◆ EXERCISE PROMPT:
In the entries that follow, find the word "访问控制" and report each line it is on.

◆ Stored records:
____________

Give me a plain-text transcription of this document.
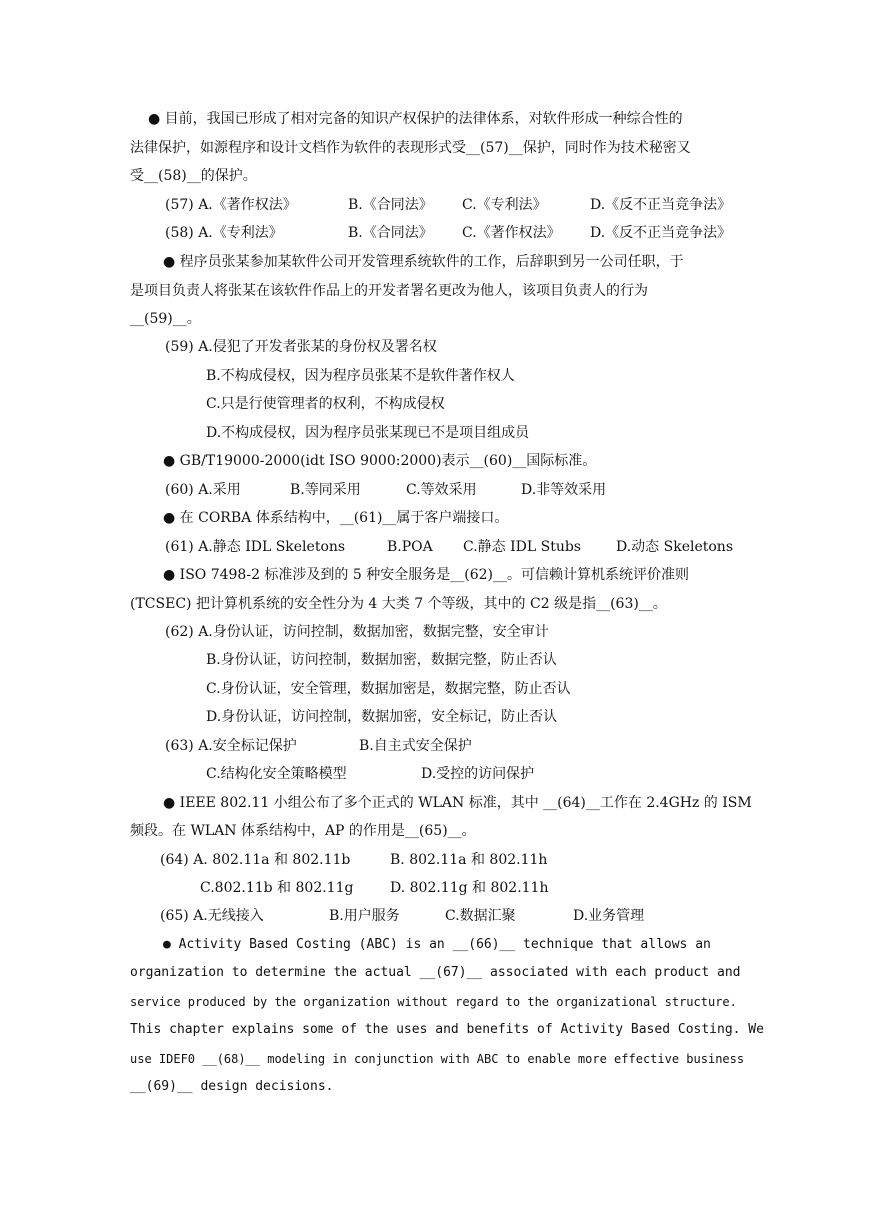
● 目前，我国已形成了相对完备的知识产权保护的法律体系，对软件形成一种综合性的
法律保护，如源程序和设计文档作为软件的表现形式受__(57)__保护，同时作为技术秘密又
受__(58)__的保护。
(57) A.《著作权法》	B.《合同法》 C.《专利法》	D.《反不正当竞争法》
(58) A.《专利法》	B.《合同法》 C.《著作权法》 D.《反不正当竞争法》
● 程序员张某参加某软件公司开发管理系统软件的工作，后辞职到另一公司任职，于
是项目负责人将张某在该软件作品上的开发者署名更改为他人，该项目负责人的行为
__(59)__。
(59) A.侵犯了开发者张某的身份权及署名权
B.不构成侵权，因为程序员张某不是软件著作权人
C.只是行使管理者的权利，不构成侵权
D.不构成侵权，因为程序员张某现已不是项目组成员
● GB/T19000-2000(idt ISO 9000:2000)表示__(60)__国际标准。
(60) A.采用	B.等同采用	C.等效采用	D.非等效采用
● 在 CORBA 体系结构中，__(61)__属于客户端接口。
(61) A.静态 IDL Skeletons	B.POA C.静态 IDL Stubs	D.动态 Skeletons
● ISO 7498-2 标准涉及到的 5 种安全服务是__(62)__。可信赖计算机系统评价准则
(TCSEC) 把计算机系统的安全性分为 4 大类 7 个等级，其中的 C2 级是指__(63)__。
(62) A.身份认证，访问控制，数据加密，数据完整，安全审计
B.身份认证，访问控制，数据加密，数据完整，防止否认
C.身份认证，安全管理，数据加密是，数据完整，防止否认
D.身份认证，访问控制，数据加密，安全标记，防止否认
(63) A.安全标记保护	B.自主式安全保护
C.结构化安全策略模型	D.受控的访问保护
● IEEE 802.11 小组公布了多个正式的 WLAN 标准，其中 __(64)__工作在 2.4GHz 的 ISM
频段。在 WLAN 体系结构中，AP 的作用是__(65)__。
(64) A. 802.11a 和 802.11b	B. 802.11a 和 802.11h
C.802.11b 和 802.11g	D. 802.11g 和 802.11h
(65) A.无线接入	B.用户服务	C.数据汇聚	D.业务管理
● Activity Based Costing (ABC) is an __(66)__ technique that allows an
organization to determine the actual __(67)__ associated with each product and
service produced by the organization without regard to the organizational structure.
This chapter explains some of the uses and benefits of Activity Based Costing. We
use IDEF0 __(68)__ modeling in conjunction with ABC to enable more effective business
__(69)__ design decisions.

____________

◆ OUTPUT FOR THIS TASK:
(62) A.身份认证，访问控制，数据加密，数据完整，安全审计
B.身份认证，访问控制，数据加密，数据完整，防止否认
D.身份认证，访问控制，数据加密，安全标记，防止否认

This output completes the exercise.